**BRIEF**
Copy all lines of the listing that include the string "marche".
===== MATERIAL PROVIDED
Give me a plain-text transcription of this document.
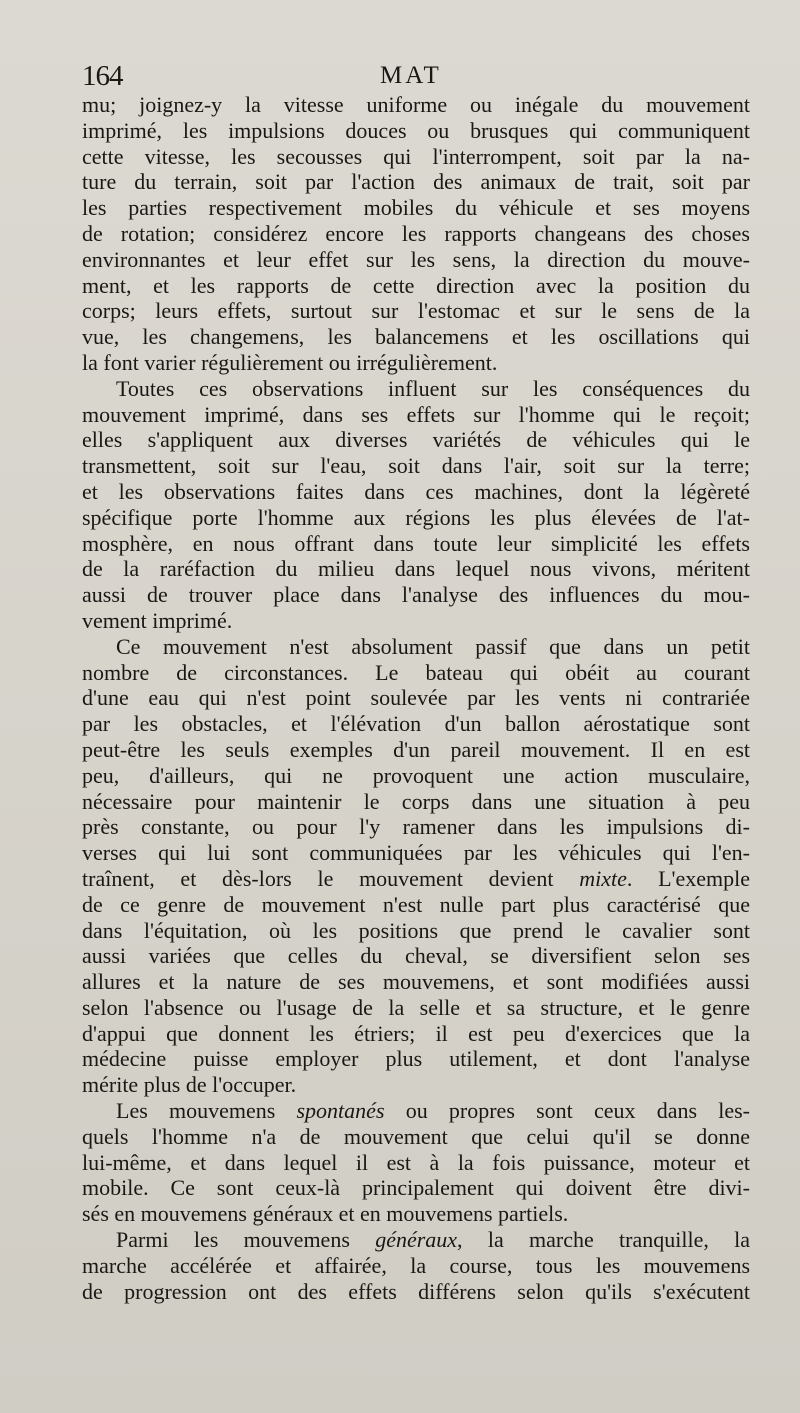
164	MAT
mu; joignez-y la vitesse uniforme ou inégale du mouvement
imprimé, les impulsions douces ou brusques qui communiquent
cette vitesse, les secousses qui l'interrompent, soit par la na-
ture du terrain, soit par l'action des animaux de trait, soit par
les parties respectivement mobiles du véhicule et ses moyens
de rotation; considérez encore les rapports changeans des choses
environnantes et leur effet sur les sens, la direction du mouve-
ment, et les rapports de cette direction avec la position du
corps; leurs effets, surtout sur l'estomac et sur le sens de la
vue, les changemens, les balancemens et les oscillations qui
la font varier régulièrement ou irrégulièrement.
Toutes ces observations influent sur les conséquences du
mouvement imprimé, dans ses effets sur l'homme qui le reçoit;
elles s'appliquent aux diverses variétés de véhicules qui le
transmettent, soit sur l'eau, soit dans l'air, soit sur la terre;
et les observations faites dans ces machines, dont la légèreté
spécifique porte l'homme aux régions les plus élevées de l'at-
mosphère, en nous offrant dans toute leur simplicité les effets
de la raréfaction du milieu dans lequel nous vivons, méritent
aussi de trouver place dans l'analyse des influences du mou-
vement imprimé.
Ce mouvement n'est absolument passif que dans un petit
nombre de circonstances. Le bateau qui obéit au courant
d'une eau qui n'est point soulevée par les vents ni contrariée
par les obstacles, et l'élévation d'un ballon aérostatique sont
peut-être les seuls exemples d'un pareil mouvement. Il en est
peu, d'ailleurs, qui ne provoquent une action musculaire,
nécessaire pour maintenir le corps dans une situation à peu
près constante, ou pour l'y ramener dans les impulsions di-
verses qui lui sont communiquées par les véhicules qui l'en-
traînent, et dès-lors le mouvement devient mixte. L'exemple
de ce genre de mouvement n'est nulle part plus caractérisé que
dans l'équitation, où les positions que prend le cavalier sont
aussi variées que celles du cheval, se diversifient selon ses
allures et la nature de ses mouvemens, et sont modifiées aussi
selon l'absence ou l'usage de la selle et sa structure, et le genre
d'appui que donnent les étriers; il est peu d'exercices que la
médecine puisse employer plus utilement, et dont l'analyse
mérite plus de l'occuper.
Les mouvemens spontanés ou propres sont ceux dans les-
quels l'homme n'a de mouvement que celui qu'il se donne
lui-même, et dans lequel il est à la fois puissance, moteur et
mobile. Ce sont ceux-là principalement qui doivent être divi-
sés en mouvemens généraux et en mouvemens partiels.
Parmi les mouvemens généraux, la marche tranquille, la
marche accélérée et affairée, la course, tous les mouvemens
de progression ont des effets différens selon qu'ils s'exécutent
==========
**SOLUTION FOR THIS TASK**
Parmi les mouvemens généraux, la marche tranquille, la
marche accélérée et affairée, la course, tous les mouvemens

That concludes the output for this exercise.